## Actions to take
1 - Give the title of each work in the reference list at the end of the febrile seizure text.
2 - Answer these questions using the febrile seizure text:
(a) What body position is preferred for children and infants during a seizure?
(b) According to Parkview Health, how long may loss of consciousness last?
(c) When may the child be offered a drink of water after the seizure?

## Extracted text

Occasionally, children who are especially prone to febrile seizures may be placed on anticonvulsants or oral or rectal valium during times when fever is present (NINDS, 2001). However, all medications have side affects, and it is up to your pediatrician to make these decisions. Parents should never administer any medications without your pediatrician’s advice.

Your child should be brought as soon as possible to the pediatrician, or emergency department if it is after hours. These steps may or may not prevent a febrile seizure. Every child is different, and has different seizure thresholds.

What to do during a febrile seizure?

I know from my experience that it is hard to keep calm. If  I had been at home when my baby’s first febrile seizure occurred, I would have called 911 immediately because like many mothers, I became hysterical and in shock. According to Parkview Health, seizures usually involve the whole body and may be accompanied by loss of consciousness for up to five minutes” (Parkview Health, 2004, Para. 8). During the seizure it is important to keep the child’s airway open, and maintain adequate ventilation. For children and infants, a side lying position is preferred in case the child vomits, and to increase perfusion. (Whaley & Wong, 1995, p. 1727). Should your child vomit during a seizure, a bulb syringe may be used gently to remove the vomitus. Never place anything in your child’s mouth during a seizure (Parkview Health, 2004). All pacifiers and bottles should be removed from the child’s mouth (Parkview Health, 2004).

 If the seizure lasts more than 5 minutes, or if the child is not breathing once the seizure has subsided call for help immediately by dialing 911, and begin rescue breathing, and CPR if indicated. It is very important to monitor the time the seizure began and ended (Parkview Health, 2004).  

When it’s over?

After the febrile seizure has subsided, and breathing has returned to normal, call your pediatrician immediately. It is normal for the child to fall into a deep sleep during the post-ictal period. If the febrile seizure lasts longer than five minutes, you should call 911 for emergency medical help to bring the child to the hospital immediately.

Only when your child is fully awake, a drink of water may be offered. If fever still persists, check with your pediatrician for directions to medicate with Motrin or Tylenol. A luke warm washcloth to aid in cooling is also recommended to decrease temperature, and prevent shivering. It is also common to have children appear slightly confused following the febrile seizure. It is important to inform your pediatrician how high the child’s temperature was just prior to the seizure, how long the febrile seizure lasted, and its characteristics. You should have your child evaluated by a physician as soon as possible to find the underlying cause of the fever.

References

Blais, K. Erb, G. Kozier, B. & Wilkinson, J. M. (1995). Fundamentals of nursing concepts, process, and practice (5th ed.). Redwood City, CA: Addison-Wesley Publishing Company, Inc.

National Institute of Neurological Disorders and Stroke (2001, July 1). Febrile seizures. Retrieved March 29, 2004, from: http://www.ninds.nih.gov

Parkview Health (2004, January). Children's Health. Retrieved March 28, 2004, from: http://www.parkview.com

Schmitt, B. D. (1984). Fever in childhood. Pediatrics, 74, 934. Retrieved March 23, 2004, from: http://www.pediatrics.com

Whaley, L. F., & Wong, D. L. (1995). Nursing care of infants and children (5th ed.). St. Louis, MO: Mosby-Year Book, Inc.

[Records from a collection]

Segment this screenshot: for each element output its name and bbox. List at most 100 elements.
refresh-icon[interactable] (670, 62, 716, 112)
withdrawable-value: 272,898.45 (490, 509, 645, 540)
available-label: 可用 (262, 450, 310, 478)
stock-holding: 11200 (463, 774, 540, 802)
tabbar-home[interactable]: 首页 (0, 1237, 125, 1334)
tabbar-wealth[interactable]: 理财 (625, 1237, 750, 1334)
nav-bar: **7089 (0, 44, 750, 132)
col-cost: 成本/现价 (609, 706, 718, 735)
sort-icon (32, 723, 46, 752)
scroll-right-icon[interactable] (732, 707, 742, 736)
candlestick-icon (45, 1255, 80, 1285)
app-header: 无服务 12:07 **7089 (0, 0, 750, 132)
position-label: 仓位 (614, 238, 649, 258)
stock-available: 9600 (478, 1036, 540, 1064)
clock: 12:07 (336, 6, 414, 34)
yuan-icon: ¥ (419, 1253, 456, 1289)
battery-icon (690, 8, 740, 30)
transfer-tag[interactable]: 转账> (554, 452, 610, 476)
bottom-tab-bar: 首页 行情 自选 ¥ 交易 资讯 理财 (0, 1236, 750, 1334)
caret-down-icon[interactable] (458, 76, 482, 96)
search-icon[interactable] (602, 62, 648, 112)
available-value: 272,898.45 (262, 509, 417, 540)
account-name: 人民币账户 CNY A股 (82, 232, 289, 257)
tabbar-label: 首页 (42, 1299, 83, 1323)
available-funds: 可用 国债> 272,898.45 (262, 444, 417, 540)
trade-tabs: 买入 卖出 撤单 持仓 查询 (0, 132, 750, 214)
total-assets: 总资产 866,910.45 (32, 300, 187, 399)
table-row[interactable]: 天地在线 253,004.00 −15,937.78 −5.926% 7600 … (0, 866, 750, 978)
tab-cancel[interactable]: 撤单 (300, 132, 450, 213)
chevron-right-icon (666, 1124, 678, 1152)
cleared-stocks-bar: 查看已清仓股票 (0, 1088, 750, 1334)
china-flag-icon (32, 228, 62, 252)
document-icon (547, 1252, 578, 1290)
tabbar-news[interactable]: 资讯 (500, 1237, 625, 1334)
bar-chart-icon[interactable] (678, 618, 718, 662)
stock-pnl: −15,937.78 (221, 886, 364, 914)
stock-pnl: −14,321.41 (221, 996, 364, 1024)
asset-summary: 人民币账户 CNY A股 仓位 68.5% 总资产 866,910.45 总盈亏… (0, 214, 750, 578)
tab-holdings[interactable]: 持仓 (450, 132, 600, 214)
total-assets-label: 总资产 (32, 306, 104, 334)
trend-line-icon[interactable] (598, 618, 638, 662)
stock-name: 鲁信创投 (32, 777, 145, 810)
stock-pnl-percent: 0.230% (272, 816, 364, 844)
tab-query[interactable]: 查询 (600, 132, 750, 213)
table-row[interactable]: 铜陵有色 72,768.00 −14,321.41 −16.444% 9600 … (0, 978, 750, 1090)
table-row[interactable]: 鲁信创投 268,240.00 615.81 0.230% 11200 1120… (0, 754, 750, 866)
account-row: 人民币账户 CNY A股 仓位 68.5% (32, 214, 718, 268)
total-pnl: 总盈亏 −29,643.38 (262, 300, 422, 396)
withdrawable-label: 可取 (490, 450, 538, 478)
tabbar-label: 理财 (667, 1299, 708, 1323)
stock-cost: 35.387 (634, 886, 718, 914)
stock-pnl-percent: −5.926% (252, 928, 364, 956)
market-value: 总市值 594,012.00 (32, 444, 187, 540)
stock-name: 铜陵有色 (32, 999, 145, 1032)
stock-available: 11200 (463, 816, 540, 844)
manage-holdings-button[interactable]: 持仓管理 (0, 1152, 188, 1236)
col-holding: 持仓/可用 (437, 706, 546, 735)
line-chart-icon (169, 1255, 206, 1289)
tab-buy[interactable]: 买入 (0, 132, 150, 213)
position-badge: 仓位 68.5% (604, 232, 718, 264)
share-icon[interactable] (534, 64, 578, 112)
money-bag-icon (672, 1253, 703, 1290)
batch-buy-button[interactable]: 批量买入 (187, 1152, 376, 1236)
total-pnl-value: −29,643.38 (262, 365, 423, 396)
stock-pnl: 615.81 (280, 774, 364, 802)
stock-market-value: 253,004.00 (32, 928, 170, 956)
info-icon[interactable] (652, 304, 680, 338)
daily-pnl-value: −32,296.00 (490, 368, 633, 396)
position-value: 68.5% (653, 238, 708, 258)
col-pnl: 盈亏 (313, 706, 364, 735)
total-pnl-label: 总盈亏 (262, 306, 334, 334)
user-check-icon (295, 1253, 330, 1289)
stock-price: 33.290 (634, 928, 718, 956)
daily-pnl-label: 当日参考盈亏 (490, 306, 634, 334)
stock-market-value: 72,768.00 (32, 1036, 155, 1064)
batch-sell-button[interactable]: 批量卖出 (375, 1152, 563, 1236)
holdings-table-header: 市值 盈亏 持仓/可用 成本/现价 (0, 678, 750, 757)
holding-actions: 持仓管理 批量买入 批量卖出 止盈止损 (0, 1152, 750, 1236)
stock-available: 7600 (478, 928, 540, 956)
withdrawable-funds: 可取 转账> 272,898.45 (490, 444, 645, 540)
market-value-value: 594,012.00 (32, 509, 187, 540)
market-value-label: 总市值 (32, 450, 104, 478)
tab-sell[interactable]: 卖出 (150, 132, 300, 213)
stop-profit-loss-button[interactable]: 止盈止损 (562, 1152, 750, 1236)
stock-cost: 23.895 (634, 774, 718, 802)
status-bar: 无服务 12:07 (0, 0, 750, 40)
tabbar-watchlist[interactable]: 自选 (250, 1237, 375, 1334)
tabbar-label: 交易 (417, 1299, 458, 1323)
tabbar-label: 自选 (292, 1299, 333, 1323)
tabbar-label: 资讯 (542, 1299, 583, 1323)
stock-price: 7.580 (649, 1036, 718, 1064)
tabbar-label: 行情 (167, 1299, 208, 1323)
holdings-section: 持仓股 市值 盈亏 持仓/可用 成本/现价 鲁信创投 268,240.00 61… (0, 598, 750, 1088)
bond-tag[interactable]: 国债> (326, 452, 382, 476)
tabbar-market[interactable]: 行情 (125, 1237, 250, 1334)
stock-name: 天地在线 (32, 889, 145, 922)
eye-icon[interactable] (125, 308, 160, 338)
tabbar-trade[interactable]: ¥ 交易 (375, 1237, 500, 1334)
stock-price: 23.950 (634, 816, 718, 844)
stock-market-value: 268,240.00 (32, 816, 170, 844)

## Answers by task
1 -
Fundamentals of nursing concepts, process, and practice
Febrile seizures
Children's Health
Fever in childhood
Nursing care of infants and children

2 -
(a) A side lying position.
(b) Up to five minutes.
(c) Only when the child is fully awake.